RECORDS SUPPLIED.
- - - - - - -

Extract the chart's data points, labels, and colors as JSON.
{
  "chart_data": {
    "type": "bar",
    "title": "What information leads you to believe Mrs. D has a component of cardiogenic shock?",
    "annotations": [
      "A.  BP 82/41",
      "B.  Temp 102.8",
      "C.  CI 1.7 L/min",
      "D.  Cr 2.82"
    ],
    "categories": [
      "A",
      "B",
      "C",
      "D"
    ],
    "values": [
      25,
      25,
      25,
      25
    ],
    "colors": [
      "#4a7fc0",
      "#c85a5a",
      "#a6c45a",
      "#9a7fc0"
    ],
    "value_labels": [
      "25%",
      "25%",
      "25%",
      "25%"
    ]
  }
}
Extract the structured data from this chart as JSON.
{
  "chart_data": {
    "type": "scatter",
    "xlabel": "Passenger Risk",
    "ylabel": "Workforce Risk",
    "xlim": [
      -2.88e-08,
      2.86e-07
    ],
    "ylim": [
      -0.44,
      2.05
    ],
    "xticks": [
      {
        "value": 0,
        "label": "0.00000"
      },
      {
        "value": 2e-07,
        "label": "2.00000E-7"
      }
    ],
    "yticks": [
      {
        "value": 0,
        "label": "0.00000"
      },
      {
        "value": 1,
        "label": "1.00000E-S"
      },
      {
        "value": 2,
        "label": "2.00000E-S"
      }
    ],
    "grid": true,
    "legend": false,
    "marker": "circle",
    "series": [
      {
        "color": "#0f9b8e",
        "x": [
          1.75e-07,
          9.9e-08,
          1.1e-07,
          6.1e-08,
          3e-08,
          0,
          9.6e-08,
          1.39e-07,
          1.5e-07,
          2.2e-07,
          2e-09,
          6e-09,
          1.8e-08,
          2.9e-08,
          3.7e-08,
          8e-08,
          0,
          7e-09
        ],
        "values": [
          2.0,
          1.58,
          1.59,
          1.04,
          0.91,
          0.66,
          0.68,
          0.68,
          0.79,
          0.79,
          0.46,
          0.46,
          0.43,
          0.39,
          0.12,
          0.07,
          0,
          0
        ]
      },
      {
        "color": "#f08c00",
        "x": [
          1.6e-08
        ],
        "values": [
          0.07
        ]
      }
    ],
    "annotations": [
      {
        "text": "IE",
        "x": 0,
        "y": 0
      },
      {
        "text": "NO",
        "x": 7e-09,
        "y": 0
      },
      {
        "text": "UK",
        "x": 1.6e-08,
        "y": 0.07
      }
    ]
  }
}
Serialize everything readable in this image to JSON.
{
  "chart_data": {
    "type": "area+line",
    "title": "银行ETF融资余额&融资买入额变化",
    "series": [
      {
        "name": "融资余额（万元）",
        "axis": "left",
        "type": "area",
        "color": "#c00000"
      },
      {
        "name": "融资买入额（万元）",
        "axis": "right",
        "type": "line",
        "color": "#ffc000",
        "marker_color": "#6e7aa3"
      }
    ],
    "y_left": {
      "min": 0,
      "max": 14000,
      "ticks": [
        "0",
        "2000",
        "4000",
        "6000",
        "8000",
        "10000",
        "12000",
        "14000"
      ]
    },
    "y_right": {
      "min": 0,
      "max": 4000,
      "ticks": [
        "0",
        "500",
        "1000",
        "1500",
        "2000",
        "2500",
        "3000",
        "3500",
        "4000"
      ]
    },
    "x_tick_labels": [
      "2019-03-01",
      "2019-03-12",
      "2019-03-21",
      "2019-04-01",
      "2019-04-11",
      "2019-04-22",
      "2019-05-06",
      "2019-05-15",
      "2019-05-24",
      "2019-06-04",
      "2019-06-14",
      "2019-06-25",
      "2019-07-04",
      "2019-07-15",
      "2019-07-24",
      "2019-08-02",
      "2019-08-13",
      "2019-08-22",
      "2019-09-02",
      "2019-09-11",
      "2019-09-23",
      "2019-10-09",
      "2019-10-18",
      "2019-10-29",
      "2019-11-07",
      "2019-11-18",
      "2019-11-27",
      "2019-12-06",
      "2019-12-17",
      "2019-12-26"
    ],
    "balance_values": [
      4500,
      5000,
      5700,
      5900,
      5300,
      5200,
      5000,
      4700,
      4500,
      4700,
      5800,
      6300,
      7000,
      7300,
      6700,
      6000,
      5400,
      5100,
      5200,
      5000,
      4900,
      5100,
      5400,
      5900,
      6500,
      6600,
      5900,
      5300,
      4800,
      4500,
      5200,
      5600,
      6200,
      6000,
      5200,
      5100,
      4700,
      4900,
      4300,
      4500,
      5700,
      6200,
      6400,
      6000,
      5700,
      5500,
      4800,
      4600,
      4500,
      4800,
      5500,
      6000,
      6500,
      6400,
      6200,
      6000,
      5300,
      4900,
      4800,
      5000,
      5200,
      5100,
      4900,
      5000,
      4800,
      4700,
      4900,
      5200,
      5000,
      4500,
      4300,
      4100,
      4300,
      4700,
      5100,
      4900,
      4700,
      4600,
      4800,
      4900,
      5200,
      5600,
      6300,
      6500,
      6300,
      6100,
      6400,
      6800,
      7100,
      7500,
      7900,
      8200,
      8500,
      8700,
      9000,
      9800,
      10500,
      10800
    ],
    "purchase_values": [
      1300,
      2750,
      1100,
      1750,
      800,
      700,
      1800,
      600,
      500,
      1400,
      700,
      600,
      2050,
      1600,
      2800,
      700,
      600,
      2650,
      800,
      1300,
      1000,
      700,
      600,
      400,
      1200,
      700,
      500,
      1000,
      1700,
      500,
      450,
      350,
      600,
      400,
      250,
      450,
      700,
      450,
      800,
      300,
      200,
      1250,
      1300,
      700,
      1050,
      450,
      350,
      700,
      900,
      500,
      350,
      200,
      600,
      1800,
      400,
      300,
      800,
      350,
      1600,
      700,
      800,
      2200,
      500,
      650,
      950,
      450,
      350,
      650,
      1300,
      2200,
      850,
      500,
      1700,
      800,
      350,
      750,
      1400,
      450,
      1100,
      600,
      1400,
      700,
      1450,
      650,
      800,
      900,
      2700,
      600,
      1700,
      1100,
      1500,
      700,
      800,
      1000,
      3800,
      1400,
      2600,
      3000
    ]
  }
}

- - - - - - -

SHORT EXERCISE. Retype the records that precede this task, keeping them exactly the same.

ANSWER TO THE TASK.
Extract the chart's data points, labels, and colors as JSON.
{
  "chart_data": {
    "type": "bar",
    "title": "What information leads you to believe Mrs. D has a component of cardiogenic shock?",
    "annotations": [
      "A.  BP 82/41",
      "B.  Temp 102.8",
      "C.  CI 1.7 L/min",
      "D.  Cr 2.82"
    ],
    "categories": [
      "A",
      "B",
      "C",
      "D"
    ],
    "values": [
      25,
      25,
      25,
      25
    ],
    "colors": [
      "#4a7fc0",
      "#c85a5a",
      "#a6c45a",
      "#9a7fc0"
    ],
    "value_labels": [
      "25%",
      "25%",
      "25%",
      "25%"
    ]
  }
}
Extract the structured data from this chart as JSON.
{
  "chart_data": {
    "type": "scatter",
    "xlabel": "Passenger Risk",
    "ylabel": "Workforce Risk",
    "xlim": [
      -2.88e-08,
      2.86e-07
    ],
    "ylim": [
      -0.44,
      2.05
    ],
    "xticks": [
      {
        "value": 0,
        "label": "0.00000"
      },
      {
        "value": 2e-07,
        "label": "2.00000E-7"
      }
    ],
    "yticks": [
      {
        "value": 0,
        "label": "0.00000"
      },
      {
        "value": 1,
        "label": "1.00000E-S"
      },
      {
        "value": 2,
        "label": "2.00000E-S"
      }
    ],
    "grid": true,
    "legend": false,
    "marker": "circle",
    "series": [
      {
        "color": "#0f9b8e",
        "x": [
          1.75e-07,
          9.9e-08,
          1.1e-07,
          6.1e-08,
          3e-08,
          0,
          9.6e-08,
          1.39e-07,
          1.5e-07,
          2.2e-07,
          2e-09,
          6e-09,
          1.8e-08,
          2.9e-08,
          3.7e-08,
          8e-08,
          0,
          7e-09
        ],
        "values": [
          2.0,
          1.58,
          1.59,
          1.04,
          0.91,
          0.66,
          0.68,
          0.68,
          0.79,
          0.79,
          0.46,
          0.46,
          0.43,
          0.39,
          0.12,
          0.07,
          0,
          0
        ]
      },
      {
        "color": "#f08c00",
        "x": [
          1.6e-08
        ],
        "values": [
          0.07
        ]
      }
    ],
    "annotations": [
      {
        "text": "IE",
        "x": 0,
        "y": 0
      },
      {
        "text": "NO",
        "x": 7e-09,
        "y": 0
      },
      {
        "text": "UK",
        "x": 1.6e-08,
        "y": 0.07
      }
    ]
  }
}
Serialize everything readable in this image to JSON.
{
  "chart_data": {
    "type": "area+line",
    "title": "银行ETF融资余额&融资买入额变化",
    "series": [
      {
        "name": "融资余额（万元）",
        "axis": "left",
        "type": "area",
        "color": "#c00000"
      },
      {
        "name": "融资买入额（万元）",
        "axis": "right",
        "type": "line",
        "color": "#ffc000",
        "marker_color": "#6e7aa3"
      }
    ],
    "y_left": {
      "min": 0,
      "max": 14000,
      "ticks": [
        "0",
        "2000",
        "4000",
        "6000",
        "8000",
        "10000",
        "12000",
        "14000"
      ]
    },
    "y_right": {
      "min": 0,
      "max": 4000,
      "ticks": [
        "0",
        "500",
        "1000",
        "1500",
        "2000",
        "2500",
        "3000",
        "3500",
        "4000"
      ]
    },
    "x_tick_labels": [
      "2019-03-01",
      "2019-03-12",
      "2019-03-21",
      "2019-04-01",
      "2019-04-11",
      "2019-04-22",
      "2019-05-06",
      "2019-05-15",
      "2019-05-24",
      "2019-06-04",
      "2019-06-14",
      "2019-06-25",
      "2019-07-04",
      "2019-07-15",
      "2019-07-24",
      "2019-08-02",
      "2019-08-13",
      "2019-08-22",
      "2019-09-02",
      "2019-09-11",
      "2019-09-23",
      "2019-10-09",
      "2019-10-18",
      "2019-10-29",
      "2019-11-07",
      "2019-11-18",
      "2019-11-27",
      "2019-12-06",
      "2019-12-17",
      "2019-12-26"
    ],
    "balance_values": [
      4500,
      5000,
      5700,
      5900,
      5300,
      5200,
      5000,
      4700,
      4500,
      4700,
      5800,
      6300,
      7000,
      7300,
      6700,
      6000,
      5400,
      5100,
      5200,
      5000,
      4900,
      5100,
      5400,
      5900,
      6500,
      6600,
      5900,
      5300,
      4800,
      4500,
      5200,
      5600,
      6200,
      6000,
      5200,
      5100,
      4700,
      4900,
      4300,
      4500,
      5700,
      6200,
      6400,
      6000,
      5700,
      5500,
      4800,
      4600,
      4500,
      4800,
      5500,
      6000,
      6500,
      6400,
      6200,
      6000,
      5300,
      4900,
      4800,
      5000,
      5200,
      5100,
      4900,
      5000,
      4800,
      4700,
      4900,
      5200,
      5000,
      4500,
      4300,
      4100,
      4300,
      4700,
      5100,
      4900,
      4700,
      4600,
      4800,
      4900,
      5200,
      5600,
      6300,
      6500,
      6300,
      6100,
      6400,
      6800,
      7100,
      7500,
      7900,
      8200,
      8500,
      8700,
      9000,
      9800,
      10500,
      10800
    ],
    "purchase_values": [
      1300,
      2750,
      1100,
      1750,
      800,
      700,
      1800,
      600,
      500,
      1400,
      700,
      600,
      2050,
      1600,
      2800,
      700,
      600,
      2650,
      800,
      1300,
      1000,
      700,
      600,
      400,
      1200,
      700,
      500,
      1000,
      1700,
      500,
      450,
      350,
      600,
      400,
      250,
      450,
      700,
      450,
      800,
      300,
      200,
      1250,
      1300,
      700,
      1050,
      450,
      350,
      700,
      900,
      500,
      350,
      200,
      600,
      1800,
      400,
      300,
      800,
      350,
      1600,
      700,
      800,
      2200,
      500,
      650,
      950,
      450,
      350,
      650,
      1300,
      2200,
      850,
      500,
      1700,
      800,
      350,
      750,
      1400,
      450,
      1100,
      600,
      1400,
      700,
      1450,
      650,
      800,
      900,
      2700,
      600,
      1700,
      1100,
      1500,
      700,
      800,
      1000,
      3800,
      1400,
      2600,
      3000
    ]
  }
}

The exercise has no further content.